» **Brief**: Can you transcribe every entry word for word, skipping the images?
☆ ☆ ☆ ☆
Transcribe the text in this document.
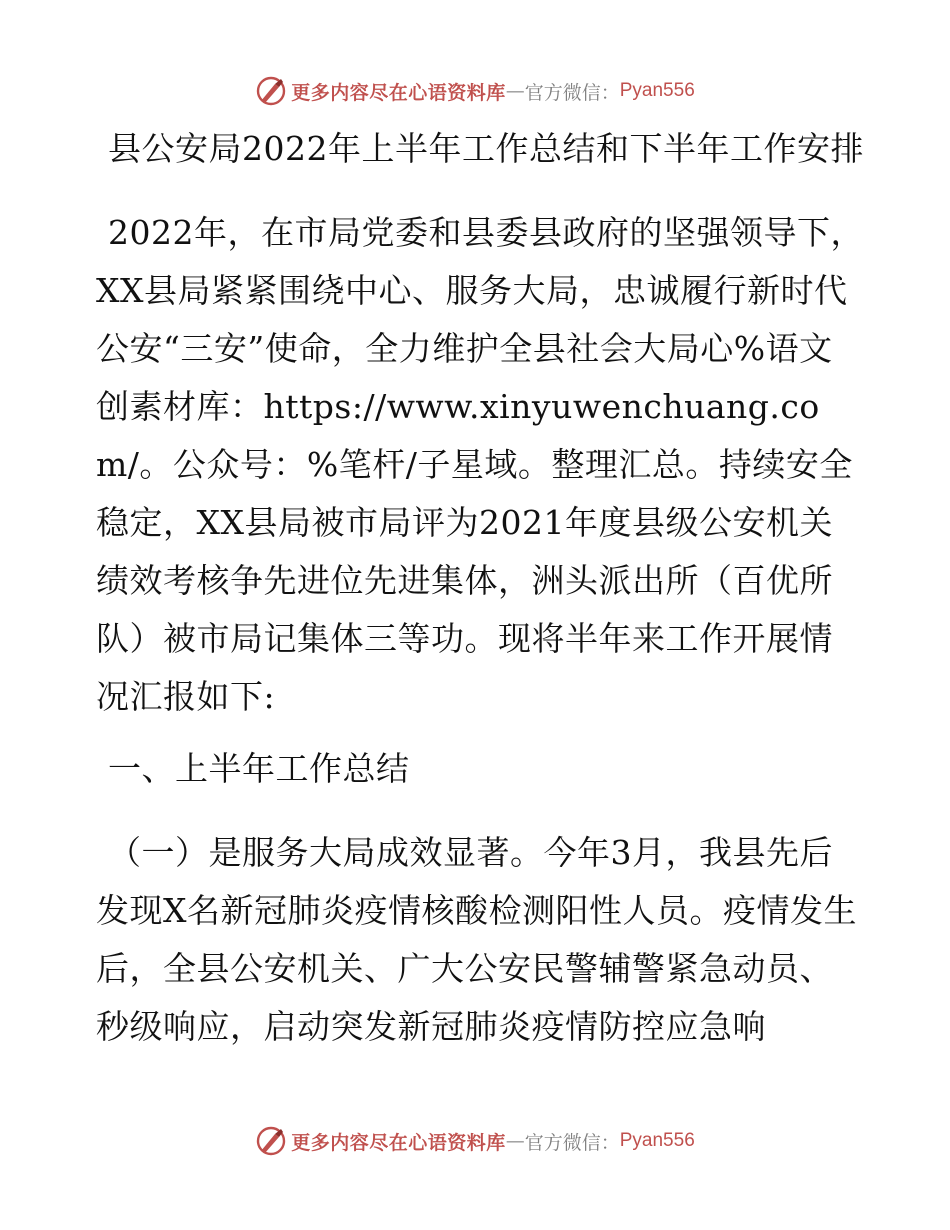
更多内容尽在心语资料库 — 官方微信： Pyan556

县公安局2022年上半年工作总结和下半年工作安排

2022年，在市局党委和县委县政府的坚强领导下，XX县局紧紧围绕中心、服务大局，忠诚履行新时代公安“三安”使命，全力维护全县社会大局心%语文创素材库：https://www.xinyuwenchuang.com/。公众号：%笔杆/子星域。整理汇总。持续安全稳定，XX县局被市局评为2021年度县级公安机关绩效考核争先进位先进集体，洲头派出所（百优所队）被市局记集体三等功。现将半年来工作开展情况汇报如下:

一、上半年工作总结

（一）是服务大局成效显著。今年3月，我县先后发现X名新冠肺炎疫情核酸检测阳性人员。疫情发生后，全县公安机关、广大公安民警辅警紧急动员、秒级响应，启动突发新冠肺炎疫情防控应急响

更多内容尽在心语资料库 — 官方微信： Pyan556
☆ ☆ ☆ ☆
» **Output of the task**:
Transcribe the text in this document.
更多内容尽在心语资料库 — 官方微信： Pyan556

县公安局2022年上半年工作总结和下半年工作安排

2022年，在市局党委和县委县政府的坚强领导下，XX县局紧紧围绕中心、服务大局，忠诚履行新时代公安“三安”使命，全力维护全县社会大局心%语文创素材库：https://www.xinyuwenchuang.com/。公众号：%笔杆/子星域。整理汇总。持续安全稳定，XX县局被市局评为2021年度县级公安机关绩效考核争先进位先进集体，洲头派出所（百优所队）被市局记集体三等功。现将半年来工作开展情况汇报如下:

一、上半年工作总结

（一）是服务大局成效显著。今年3月，我县先后发现X名新冠肺炎疫情核酸检测阳性人员。疫情发生后，全县公安机关、广大公安民警辅警紧急动员、秒级响应，启动突发新冠肺炎疫情防控应急响

更多内容尽在心语资料库 — 官方微信： Pyan556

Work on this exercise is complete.